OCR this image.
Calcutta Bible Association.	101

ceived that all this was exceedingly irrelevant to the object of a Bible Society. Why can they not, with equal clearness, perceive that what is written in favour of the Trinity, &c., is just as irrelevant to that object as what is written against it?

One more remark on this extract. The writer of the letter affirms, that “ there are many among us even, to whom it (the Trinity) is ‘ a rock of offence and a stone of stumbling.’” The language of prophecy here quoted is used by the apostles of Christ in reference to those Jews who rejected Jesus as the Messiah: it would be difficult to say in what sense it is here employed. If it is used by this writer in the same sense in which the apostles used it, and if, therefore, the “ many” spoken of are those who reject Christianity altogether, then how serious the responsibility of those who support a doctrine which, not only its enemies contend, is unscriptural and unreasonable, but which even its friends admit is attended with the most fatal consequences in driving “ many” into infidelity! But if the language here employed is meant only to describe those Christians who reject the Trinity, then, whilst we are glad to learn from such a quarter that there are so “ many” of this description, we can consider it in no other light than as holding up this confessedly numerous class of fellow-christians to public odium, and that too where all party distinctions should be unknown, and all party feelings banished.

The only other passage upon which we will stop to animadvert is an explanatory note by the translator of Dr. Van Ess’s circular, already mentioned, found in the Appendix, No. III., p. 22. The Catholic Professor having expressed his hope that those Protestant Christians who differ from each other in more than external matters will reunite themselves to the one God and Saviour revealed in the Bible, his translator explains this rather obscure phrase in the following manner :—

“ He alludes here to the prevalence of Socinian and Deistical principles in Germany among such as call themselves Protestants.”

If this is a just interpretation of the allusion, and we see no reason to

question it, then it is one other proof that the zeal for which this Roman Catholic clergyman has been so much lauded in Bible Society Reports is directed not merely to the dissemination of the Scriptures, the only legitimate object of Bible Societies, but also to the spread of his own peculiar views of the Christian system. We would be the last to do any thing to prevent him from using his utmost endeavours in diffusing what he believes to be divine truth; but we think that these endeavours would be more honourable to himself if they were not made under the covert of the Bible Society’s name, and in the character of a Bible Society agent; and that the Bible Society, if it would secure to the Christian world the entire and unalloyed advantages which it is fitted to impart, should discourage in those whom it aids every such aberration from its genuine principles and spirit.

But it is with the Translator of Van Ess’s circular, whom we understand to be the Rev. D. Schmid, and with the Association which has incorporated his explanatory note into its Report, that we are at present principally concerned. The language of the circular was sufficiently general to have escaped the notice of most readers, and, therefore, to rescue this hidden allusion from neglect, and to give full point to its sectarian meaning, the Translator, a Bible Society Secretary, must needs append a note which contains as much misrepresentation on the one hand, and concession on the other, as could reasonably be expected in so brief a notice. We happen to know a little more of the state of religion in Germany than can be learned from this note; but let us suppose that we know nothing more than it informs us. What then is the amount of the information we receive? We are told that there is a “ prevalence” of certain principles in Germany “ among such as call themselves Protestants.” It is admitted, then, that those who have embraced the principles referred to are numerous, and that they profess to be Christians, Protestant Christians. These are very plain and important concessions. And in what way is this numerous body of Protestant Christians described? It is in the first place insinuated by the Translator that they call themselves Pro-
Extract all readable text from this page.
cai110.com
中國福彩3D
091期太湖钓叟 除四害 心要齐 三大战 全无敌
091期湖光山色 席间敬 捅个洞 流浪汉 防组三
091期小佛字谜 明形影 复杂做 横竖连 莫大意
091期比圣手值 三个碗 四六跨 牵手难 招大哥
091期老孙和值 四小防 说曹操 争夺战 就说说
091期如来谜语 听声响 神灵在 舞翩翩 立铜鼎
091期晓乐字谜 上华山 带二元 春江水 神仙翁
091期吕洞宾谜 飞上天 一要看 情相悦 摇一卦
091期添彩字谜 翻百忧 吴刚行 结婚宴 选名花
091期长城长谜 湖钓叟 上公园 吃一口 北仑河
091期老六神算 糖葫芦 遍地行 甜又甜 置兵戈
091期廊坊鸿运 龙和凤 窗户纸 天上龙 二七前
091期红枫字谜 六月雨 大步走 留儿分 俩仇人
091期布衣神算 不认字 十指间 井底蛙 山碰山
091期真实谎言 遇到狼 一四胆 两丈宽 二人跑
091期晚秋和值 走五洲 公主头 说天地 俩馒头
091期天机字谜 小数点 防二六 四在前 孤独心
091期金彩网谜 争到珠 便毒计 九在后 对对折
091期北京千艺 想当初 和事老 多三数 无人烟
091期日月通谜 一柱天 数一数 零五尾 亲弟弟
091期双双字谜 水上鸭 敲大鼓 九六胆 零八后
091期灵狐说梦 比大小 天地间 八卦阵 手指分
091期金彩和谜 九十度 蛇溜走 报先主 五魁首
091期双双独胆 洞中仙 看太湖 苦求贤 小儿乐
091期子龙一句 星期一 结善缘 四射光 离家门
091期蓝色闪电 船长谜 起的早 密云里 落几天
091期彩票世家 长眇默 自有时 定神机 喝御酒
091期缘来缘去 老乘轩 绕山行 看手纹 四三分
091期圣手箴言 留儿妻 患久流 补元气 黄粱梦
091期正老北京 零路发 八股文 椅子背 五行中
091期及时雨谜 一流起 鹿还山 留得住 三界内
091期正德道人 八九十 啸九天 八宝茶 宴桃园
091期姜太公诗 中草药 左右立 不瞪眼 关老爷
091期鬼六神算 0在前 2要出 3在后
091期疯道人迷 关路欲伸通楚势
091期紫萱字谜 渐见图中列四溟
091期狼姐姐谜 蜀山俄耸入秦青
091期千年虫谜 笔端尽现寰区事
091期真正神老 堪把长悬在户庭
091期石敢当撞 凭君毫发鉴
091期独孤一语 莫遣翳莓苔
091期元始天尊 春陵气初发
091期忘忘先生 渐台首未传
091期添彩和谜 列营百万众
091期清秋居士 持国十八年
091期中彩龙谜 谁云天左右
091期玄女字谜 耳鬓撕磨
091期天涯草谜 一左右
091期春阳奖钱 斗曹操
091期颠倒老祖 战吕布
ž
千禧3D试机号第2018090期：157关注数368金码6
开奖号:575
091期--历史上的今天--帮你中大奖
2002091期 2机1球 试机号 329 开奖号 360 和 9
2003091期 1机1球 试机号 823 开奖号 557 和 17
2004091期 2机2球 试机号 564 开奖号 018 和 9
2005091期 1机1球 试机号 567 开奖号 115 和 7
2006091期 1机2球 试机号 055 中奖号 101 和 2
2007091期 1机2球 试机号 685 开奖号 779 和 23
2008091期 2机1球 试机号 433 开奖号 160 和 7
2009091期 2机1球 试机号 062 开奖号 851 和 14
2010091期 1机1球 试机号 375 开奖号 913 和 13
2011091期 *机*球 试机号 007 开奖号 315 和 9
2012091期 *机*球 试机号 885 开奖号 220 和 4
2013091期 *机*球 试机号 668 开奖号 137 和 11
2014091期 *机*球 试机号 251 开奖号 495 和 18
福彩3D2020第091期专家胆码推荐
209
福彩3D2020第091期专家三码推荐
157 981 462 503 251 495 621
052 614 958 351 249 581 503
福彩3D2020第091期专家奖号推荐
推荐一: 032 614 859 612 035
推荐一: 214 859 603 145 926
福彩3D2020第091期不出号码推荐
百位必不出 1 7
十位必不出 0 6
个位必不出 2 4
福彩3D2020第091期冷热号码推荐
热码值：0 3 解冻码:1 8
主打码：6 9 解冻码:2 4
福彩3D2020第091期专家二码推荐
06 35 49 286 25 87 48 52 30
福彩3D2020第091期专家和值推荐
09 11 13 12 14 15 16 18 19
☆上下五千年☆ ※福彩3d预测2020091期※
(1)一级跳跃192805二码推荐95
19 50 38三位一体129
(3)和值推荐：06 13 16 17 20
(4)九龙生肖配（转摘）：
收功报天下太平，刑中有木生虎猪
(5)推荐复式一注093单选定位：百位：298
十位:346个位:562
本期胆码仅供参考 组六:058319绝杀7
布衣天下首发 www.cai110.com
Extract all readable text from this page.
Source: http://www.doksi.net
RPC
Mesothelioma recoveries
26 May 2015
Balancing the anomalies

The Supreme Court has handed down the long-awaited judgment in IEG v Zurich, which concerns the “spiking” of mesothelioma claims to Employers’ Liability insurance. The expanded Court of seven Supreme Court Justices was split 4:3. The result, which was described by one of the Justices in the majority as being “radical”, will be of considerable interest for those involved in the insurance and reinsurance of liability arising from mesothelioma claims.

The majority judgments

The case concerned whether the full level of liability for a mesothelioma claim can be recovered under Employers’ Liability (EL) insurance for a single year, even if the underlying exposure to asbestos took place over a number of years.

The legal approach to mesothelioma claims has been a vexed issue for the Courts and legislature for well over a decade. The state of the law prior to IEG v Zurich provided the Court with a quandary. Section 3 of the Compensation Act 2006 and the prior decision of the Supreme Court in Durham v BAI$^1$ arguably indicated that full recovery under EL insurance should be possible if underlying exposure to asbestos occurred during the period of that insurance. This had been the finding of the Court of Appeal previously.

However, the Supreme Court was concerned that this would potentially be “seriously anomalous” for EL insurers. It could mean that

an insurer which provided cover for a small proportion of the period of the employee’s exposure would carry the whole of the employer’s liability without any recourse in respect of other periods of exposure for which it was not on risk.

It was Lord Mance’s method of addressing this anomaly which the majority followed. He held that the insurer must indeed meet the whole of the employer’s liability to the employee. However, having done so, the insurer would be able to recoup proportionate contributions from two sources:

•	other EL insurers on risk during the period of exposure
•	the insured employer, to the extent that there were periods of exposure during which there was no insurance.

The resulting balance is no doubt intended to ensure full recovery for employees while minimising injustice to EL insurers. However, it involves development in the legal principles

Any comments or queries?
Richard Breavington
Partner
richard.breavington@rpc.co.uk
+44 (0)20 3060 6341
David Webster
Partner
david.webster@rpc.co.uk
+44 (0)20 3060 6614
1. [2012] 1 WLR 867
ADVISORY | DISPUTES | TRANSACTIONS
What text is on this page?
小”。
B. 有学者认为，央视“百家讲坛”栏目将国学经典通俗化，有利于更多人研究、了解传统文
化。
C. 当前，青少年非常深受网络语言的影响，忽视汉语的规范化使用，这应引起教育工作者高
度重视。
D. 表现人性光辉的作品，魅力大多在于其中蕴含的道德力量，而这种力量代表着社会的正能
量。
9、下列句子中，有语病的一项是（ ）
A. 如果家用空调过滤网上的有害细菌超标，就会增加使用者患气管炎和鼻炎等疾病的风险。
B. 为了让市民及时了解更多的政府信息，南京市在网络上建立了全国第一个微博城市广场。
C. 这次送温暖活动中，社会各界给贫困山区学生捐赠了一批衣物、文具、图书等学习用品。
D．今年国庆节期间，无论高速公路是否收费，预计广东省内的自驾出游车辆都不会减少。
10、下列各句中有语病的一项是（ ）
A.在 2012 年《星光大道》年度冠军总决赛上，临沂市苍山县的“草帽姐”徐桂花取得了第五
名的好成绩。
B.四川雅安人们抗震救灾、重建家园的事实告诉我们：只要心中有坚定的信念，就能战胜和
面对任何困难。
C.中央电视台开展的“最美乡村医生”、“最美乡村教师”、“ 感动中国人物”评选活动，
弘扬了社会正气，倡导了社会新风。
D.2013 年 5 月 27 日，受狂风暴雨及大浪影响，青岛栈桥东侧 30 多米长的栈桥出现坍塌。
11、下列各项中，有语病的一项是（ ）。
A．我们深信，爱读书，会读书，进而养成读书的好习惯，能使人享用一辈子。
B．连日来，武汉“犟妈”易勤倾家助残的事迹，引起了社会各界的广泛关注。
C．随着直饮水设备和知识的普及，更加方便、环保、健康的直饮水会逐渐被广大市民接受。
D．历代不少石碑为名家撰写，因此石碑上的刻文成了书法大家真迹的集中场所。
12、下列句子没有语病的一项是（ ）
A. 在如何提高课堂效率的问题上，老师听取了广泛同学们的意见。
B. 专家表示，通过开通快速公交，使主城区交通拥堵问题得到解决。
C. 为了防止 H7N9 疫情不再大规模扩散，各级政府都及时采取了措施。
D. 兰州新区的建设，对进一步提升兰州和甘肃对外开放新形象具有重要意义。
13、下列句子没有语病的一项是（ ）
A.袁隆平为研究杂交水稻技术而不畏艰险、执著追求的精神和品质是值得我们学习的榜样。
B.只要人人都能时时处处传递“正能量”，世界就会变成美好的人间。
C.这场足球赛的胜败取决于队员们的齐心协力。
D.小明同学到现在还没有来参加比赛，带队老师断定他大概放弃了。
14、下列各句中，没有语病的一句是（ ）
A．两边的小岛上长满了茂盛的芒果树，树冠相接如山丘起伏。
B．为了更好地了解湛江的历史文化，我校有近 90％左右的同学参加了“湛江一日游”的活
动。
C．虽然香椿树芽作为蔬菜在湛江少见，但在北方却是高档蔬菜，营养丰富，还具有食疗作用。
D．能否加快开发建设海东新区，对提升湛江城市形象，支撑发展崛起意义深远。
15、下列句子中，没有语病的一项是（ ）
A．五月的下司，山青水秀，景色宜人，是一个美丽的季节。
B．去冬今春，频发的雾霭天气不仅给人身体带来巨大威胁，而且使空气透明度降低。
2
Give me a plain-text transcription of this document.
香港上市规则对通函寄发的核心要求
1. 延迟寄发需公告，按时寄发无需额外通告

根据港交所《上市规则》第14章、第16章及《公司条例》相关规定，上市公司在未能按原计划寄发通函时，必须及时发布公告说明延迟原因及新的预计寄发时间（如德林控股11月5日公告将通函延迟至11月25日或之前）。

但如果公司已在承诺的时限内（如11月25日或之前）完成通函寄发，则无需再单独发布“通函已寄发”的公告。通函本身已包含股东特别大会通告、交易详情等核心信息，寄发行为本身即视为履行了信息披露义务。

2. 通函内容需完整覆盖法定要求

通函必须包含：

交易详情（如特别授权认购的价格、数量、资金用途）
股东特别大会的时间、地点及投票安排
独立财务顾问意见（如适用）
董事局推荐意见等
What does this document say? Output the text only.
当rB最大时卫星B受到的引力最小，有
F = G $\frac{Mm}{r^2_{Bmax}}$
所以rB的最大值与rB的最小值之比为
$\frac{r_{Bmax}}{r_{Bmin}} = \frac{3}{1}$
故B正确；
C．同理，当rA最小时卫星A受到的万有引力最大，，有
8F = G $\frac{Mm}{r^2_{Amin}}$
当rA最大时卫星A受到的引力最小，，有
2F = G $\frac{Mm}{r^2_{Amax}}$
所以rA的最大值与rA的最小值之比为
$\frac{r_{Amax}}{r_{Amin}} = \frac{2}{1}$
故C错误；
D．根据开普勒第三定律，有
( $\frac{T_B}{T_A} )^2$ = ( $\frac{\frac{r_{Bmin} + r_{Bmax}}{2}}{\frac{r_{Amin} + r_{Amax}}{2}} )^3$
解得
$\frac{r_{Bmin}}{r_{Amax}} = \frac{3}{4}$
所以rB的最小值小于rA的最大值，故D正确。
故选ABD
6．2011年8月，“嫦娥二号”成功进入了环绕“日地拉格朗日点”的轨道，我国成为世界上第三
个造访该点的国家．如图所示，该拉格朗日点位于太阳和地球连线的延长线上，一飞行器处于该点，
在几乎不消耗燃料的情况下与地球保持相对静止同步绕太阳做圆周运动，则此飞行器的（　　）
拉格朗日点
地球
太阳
====================
AIM | Check all the records above and select each line where the string "text" is found.

FINISHED TASK |
Extract all readable text from this page.
Extract all readable text from this page.
What text is on this page?
Give me a plain-text transcription of this document.
What does this document say? Output the text only.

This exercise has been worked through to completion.